WHAT THE TASK ASKS =>
Compile every line that includes the word "temperature".

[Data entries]
>>

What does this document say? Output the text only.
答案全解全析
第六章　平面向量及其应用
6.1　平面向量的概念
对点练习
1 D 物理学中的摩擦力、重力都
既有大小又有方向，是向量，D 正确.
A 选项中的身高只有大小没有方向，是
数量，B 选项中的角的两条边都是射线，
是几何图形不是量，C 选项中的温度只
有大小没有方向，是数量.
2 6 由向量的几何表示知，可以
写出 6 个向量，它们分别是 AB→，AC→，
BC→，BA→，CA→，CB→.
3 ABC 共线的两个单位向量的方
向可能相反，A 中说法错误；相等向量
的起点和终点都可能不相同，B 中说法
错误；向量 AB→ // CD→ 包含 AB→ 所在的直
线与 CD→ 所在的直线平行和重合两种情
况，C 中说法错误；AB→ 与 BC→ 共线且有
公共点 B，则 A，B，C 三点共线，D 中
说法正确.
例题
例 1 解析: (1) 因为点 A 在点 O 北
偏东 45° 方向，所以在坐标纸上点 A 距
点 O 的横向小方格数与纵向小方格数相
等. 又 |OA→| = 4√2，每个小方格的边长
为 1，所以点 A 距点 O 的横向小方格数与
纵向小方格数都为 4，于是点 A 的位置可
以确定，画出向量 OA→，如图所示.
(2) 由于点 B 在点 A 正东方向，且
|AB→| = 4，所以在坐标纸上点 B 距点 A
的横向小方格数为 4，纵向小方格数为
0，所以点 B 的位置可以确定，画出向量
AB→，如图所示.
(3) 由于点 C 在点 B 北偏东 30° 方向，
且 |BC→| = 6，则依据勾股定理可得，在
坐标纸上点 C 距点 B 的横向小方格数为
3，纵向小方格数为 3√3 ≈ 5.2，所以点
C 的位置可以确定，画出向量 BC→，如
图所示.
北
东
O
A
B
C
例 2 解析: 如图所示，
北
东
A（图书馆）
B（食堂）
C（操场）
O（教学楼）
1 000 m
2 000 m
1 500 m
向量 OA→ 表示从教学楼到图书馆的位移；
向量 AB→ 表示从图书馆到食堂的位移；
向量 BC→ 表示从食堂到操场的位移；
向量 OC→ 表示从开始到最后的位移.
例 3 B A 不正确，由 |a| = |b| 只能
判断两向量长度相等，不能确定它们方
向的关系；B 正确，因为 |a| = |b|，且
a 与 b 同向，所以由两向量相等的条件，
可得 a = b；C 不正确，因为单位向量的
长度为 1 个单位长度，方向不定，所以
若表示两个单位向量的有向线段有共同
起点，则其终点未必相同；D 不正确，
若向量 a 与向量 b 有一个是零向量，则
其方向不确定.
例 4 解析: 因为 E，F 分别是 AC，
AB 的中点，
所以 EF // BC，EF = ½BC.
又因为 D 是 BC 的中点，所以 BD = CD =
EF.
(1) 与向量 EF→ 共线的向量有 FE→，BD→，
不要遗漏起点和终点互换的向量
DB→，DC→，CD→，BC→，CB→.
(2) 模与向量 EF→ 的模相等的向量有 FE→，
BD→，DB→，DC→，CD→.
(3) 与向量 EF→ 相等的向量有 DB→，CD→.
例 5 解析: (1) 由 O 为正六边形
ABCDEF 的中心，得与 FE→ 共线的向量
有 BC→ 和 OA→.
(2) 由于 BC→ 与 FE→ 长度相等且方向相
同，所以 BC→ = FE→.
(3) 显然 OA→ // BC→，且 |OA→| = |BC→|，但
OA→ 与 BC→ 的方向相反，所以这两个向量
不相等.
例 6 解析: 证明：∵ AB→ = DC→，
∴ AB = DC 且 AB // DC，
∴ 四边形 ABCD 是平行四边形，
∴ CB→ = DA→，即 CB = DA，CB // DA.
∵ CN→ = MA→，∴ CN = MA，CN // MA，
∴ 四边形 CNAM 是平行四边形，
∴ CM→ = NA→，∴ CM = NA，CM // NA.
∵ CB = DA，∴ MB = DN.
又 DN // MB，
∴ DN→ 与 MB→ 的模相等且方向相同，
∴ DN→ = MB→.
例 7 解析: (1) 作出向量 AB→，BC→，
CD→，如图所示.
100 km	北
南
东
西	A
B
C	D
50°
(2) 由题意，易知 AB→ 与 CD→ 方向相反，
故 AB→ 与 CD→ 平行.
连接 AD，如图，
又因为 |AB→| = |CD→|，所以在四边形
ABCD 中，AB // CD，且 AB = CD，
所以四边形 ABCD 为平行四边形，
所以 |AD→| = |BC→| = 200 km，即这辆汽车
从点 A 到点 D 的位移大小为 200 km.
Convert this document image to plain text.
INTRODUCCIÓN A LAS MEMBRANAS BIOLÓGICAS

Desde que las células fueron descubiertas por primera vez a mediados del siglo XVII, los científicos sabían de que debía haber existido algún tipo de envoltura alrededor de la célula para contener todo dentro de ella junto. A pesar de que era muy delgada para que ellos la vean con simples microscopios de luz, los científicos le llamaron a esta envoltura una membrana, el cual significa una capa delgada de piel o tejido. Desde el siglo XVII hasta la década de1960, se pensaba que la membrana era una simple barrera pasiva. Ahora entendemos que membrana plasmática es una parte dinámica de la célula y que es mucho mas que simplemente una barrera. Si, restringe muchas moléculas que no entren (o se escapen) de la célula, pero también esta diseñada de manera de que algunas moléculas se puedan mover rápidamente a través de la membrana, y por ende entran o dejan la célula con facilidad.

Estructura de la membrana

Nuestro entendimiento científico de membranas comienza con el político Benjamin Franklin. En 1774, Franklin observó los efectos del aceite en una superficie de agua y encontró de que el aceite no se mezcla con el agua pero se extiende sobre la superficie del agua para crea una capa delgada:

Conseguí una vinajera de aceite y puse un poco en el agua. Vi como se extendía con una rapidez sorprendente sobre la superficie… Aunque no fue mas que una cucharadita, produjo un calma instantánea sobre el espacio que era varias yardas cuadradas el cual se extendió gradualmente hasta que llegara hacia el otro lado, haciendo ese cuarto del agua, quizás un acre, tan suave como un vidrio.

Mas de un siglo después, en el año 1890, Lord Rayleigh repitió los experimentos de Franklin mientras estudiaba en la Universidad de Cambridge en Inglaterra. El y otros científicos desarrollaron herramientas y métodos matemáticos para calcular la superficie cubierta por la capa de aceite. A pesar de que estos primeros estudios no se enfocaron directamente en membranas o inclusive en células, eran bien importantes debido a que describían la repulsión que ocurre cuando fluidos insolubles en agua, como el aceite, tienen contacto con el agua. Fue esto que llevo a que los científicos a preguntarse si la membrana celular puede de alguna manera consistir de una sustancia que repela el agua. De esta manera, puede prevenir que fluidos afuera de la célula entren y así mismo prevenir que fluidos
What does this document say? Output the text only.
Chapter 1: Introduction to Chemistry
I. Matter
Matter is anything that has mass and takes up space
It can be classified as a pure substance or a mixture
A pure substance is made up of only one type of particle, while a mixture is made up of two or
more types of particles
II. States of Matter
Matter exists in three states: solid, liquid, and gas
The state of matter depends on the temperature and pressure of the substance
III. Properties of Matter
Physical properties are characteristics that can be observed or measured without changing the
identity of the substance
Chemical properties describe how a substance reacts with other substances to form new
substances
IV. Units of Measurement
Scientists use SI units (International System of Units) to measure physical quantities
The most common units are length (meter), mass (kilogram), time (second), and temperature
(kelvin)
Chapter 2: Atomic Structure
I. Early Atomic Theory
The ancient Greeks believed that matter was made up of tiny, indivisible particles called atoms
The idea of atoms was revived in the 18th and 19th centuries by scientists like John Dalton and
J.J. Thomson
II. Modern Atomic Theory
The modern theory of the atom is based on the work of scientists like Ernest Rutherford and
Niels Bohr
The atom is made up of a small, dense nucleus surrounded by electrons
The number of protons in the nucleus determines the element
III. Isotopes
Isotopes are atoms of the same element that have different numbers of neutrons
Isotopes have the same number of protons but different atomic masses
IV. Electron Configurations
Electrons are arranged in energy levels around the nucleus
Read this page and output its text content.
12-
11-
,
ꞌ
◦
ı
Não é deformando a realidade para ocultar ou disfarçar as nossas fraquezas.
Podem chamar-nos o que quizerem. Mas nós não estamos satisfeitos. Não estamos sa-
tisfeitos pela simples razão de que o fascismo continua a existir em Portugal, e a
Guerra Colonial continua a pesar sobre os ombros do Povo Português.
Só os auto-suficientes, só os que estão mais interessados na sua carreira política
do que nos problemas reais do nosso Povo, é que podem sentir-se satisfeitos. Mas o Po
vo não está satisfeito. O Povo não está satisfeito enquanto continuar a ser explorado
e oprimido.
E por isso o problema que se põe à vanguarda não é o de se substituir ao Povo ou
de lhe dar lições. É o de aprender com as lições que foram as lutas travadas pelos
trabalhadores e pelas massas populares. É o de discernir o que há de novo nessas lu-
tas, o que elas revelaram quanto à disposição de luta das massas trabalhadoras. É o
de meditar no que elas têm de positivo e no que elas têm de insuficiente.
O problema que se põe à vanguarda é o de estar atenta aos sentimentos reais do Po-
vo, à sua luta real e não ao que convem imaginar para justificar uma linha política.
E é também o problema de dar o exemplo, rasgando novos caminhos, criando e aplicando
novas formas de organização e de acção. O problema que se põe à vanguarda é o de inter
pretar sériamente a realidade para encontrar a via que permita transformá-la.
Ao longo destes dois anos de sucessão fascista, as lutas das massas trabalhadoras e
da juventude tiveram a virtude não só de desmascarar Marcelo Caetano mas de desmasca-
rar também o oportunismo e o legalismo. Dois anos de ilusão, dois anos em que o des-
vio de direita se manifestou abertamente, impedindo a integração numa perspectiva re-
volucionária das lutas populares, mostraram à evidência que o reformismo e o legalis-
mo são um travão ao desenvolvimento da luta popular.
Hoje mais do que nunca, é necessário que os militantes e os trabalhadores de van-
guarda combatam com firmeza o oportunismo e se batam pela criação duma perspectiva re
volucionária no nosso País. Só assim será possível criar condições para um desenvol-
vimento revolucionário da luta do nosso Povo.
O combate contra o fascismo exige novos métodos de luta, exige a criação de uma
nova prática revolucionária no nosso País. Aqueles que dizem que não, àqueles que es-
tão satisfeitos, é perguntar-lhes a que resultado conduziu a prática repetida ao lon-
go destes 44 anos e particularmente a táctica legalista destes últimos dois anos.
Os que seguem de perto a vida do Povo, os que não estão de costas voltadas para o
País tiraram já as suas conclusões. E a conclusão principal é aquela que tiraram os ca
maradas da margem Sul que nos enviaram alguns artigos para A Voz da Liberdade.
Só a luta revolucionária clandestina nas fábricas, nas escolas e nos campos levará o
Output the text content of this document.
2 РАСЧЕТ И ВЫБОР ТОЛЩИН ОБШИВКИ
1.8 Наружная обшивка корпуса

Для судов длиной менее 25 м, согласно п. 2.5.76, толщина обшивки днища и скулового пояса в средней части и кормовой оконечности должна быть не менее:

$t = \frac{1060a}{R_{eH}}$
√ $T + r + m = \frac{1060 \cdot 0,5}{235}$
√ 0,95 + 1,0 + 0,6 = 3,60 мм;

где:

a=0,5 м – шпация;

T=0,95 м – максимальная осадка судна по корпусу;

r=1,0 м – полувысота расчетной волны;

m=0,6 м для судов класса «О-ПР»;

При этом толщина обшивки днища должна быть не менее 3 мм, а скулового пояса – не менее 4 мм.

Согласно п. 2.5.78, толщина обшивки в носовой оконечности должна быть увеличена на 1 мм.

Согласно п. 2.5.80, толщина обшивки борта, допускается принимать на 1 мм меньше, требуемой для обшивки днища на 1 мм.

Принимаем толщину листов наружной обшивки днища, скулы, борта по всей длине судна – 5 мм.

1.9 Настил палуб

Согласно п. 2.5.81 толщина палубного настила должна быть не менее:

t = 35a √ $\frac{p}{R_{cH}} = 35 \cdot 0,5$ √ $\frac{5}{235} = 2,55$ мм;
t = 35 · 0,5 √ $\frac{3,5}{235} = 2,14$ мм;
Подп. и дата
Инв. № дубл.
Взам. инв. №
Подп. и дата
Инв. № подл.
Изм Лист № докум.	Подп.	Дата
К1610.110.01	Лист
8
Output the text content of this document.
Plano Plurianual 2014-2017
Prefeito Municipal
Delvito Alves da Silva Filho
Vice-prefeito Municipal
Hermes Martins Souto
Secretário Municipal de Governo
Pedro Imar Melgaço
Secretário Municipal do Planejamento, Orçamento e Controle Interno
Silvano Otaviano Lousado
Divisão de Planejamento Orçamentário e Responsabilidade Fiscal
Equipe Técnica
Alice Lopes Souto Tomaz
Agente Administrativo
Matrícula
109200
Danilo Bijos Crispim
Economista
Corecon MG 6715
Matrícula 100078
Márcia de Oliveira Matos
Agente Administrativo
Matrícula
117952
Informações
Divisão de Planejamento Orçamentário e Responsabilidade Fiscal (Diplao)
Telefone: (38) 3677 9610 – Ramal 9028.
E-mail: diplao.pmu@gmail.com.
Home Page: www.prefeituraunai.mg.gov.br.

<<

TASK OUTPUT =>
The state of matter depends on the temperature and pressure of the substance
The most common units are length (meter), mass (kilogram), time (second), and temperature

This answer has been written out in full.